• Directions for this task: In the data below, find each line containing the string "color" and return it.
##### Data extract
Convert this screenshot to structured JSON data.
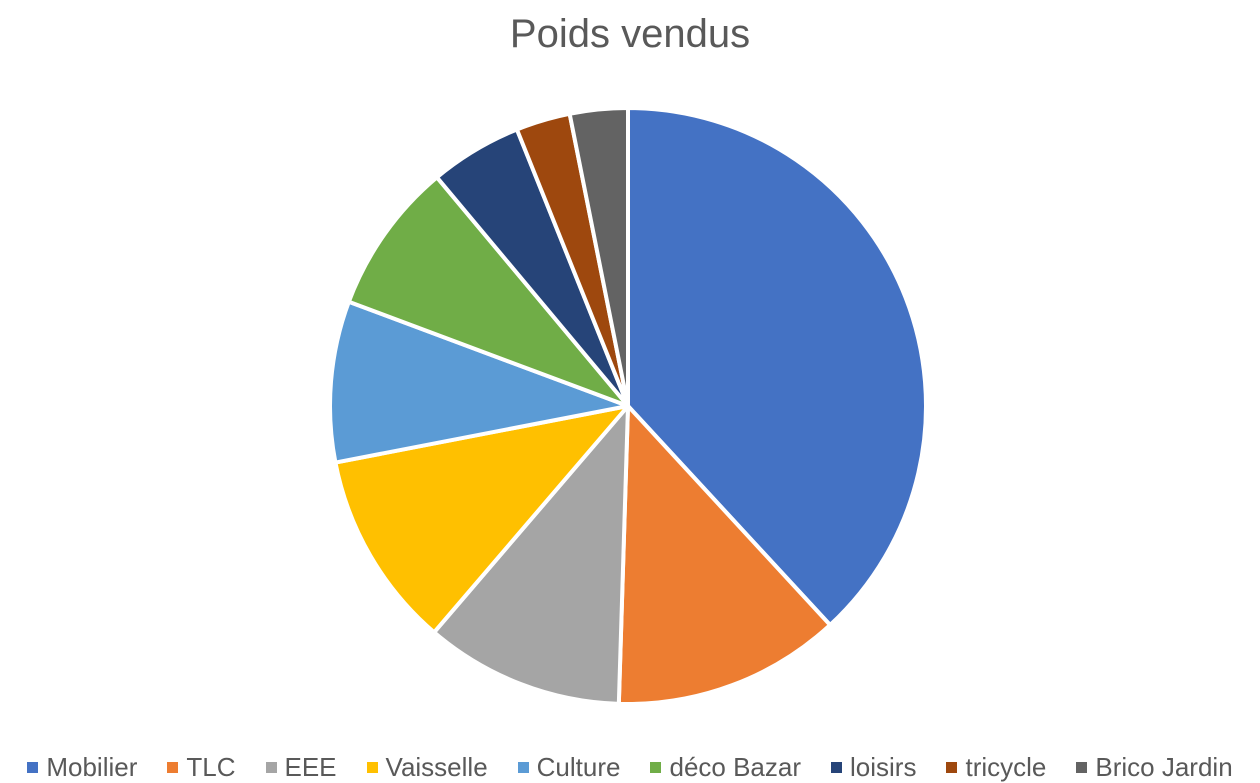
{
  "chart_data": {
    "type": "pie",
    "title": "Poids vendus",
    "legend_position": "bottom",
    "slices": [
      {
        "name": "Mobilier",
        "value": 38.9,
        "color": "#4472C4"
      },
      {
        "name": "TLC",
        "value": 12.6,
        "color": "#ED7D31"
      },
      {
        "name": "EEE",
        "value": 11.0,
        "color": "#A5A5A5"
      },
      {
        "name": "Vaisselle",
        "value": 10.9,
        "color": "#FFC000"
      },
      {
        "name": "Culture",
        "value": 8.9,
        "color": "#5B9BD5"
      },
      {
        "name": "déco Bazar",
        "value": 8.4,
        "color": "#70AD47"
      },
      {
        "name": "loisirs",
        "value": 5.1,
        "color": "#264478"
      },
      {
        "name": "tricycle",
        "value": 3.0,
        "color": "#9E480E"
      },
      {
        "name": "Brico Jardin",
        "value": 3.2,
        "color": "#636363"
      }
    ]
  }
}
##########
• Output of the task:
        "color": "#4472C4"
        "color": "#ED7D31"
        "color": "#A5A5A5"
        "color": "#FFC000"
        "color": "#5B9BD5"
        "color": "#70AD47"
        "color": "#264478"
        "color": "#9E480E"
        "color": "#636363"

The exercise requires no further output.